**What needs to be done**
Filter the lines below, copying only those with the string "alle".
-=-=-=-=-
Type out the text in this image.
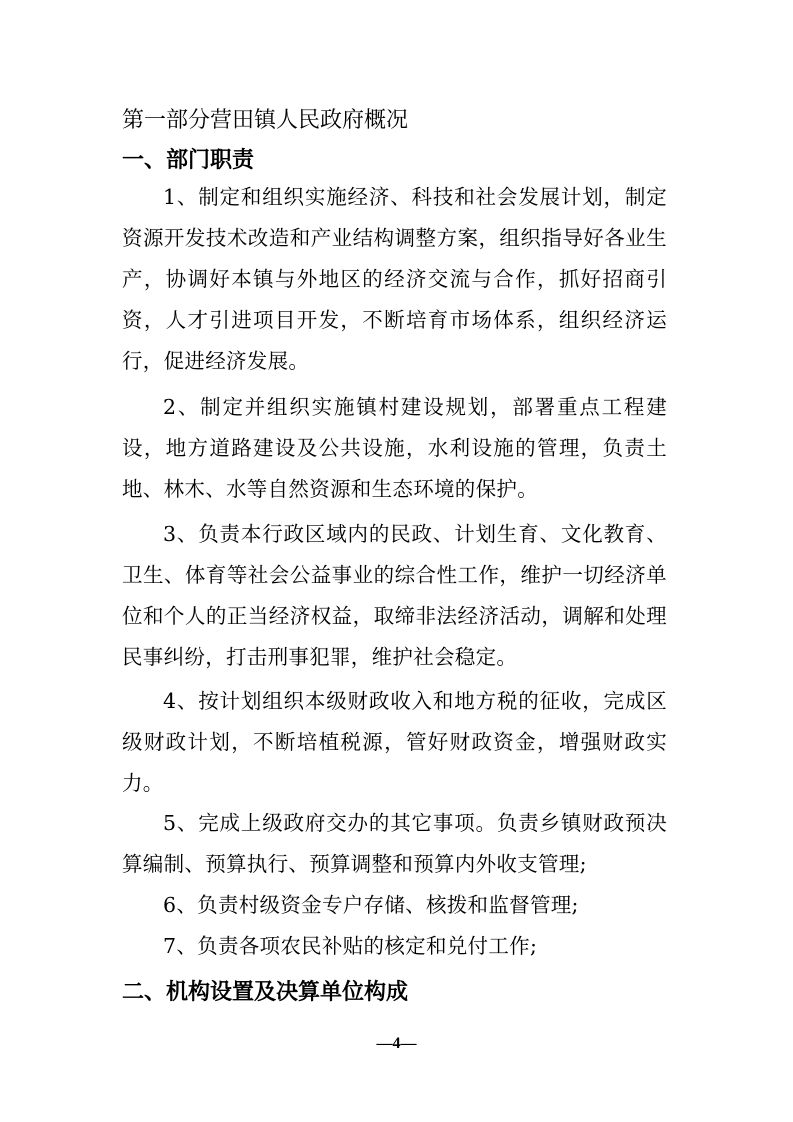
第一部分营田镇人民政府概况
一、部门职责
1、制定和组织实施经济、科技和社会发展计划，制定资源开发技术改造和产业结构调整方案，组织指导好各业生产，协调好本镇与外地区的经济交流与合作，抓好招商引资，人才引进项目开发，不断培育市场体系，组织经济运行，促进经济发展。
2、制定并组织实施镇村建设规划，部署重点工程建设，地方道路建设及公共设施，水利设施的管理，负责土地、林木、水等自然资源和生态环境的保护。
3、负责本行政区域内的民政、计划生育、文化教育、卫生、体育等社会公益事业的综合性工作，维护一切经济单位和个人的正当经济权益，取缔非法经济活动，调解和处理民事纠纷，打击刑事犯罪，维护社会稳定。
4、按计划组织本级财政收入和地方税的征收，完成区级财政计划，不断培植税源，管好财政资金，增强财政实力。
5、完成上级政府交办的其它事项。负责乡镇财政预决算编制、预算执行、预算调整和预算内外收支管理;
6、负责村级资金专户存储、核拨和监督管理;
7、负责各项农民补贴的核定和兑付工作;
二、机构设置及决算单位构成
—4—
-=-=-=-=-
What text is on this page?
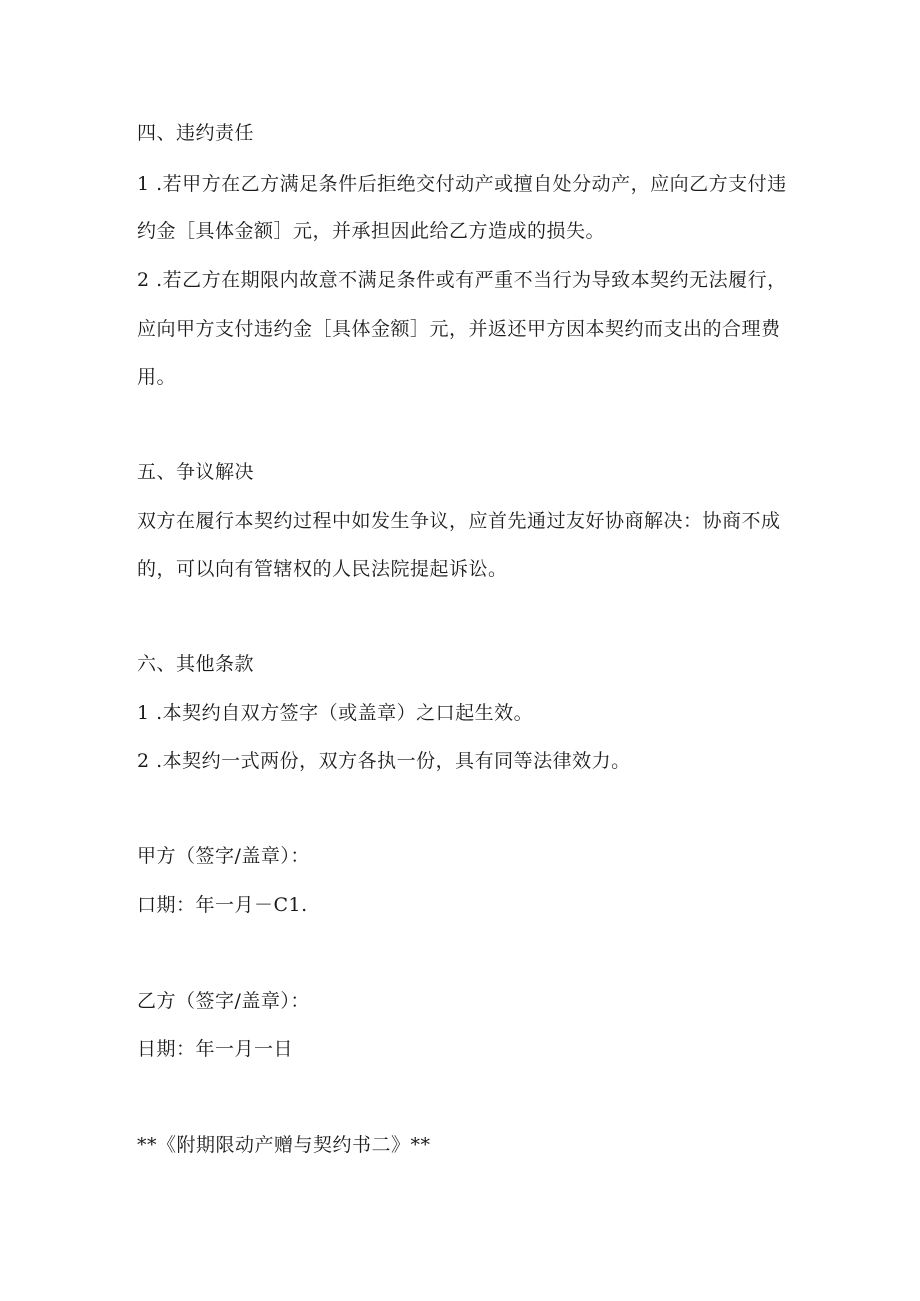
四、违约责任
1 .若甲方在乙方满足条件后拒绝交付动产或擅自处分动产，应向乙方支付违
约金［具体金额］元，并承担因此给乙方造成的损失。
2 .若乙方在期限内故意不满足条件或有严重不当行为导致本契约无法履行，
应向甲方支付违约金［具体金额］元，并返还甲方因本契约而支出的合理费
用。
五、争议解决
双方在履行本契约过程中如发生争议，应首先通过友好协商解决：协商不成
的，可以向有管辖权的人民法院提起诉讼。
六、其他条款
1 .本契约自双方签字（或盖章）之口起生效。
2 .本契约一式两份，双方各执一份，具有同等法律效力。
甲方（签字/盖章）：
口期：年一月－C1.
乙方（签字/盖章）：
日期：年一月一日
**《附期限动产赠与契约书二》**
-=-=-=-=-
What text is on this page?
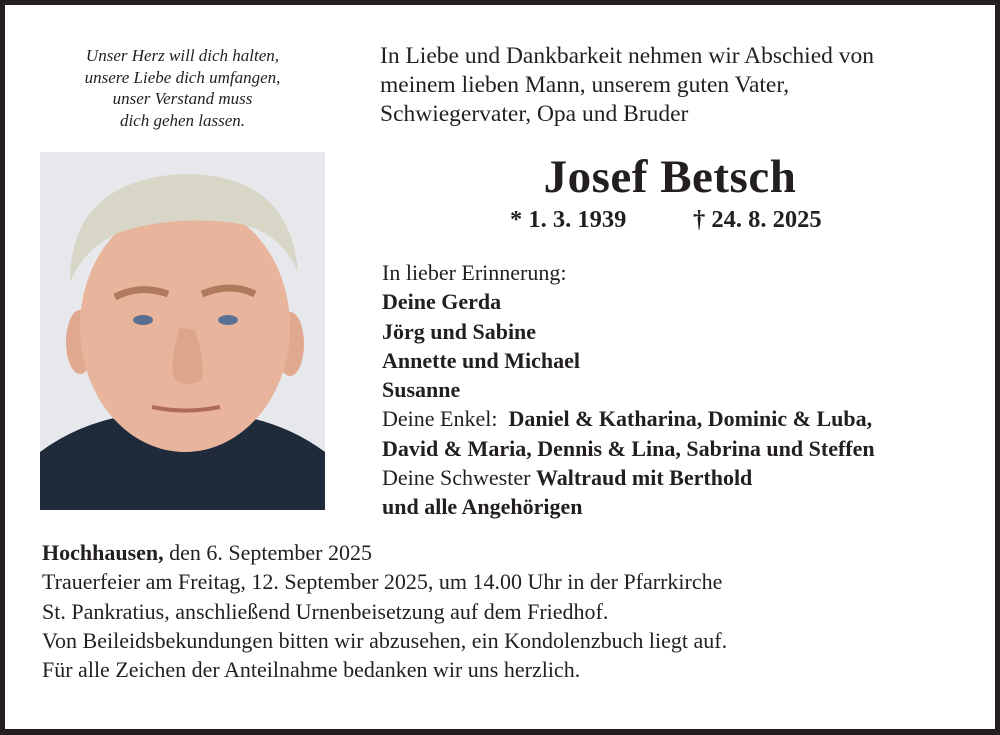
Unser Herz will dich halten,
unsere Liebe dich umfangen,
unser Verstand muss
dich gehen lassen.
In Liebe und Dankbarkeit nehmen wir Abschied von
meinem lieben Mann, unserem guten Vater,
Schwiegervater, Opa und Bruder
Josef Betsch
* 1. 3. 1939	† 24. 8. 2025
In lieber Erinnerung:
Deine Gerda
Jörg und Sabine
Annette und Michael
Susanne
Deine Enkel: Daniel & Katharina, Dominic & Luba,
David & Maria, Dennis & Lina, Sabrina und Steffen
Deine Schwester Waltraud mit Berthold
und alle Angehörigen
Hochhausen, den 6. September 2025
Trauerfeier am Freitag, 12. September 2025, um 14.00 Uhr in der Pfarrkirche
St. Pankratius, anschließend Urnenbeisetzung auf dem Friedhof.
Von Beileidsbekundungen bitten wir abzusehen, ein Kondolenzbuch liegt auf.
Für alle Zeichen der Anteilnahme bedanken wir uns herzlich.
-=-=-=-=-
**Response below**
und alle Angehörigen
Für alle Zeichen der Anteilnahme bedanken wir uns herzlich.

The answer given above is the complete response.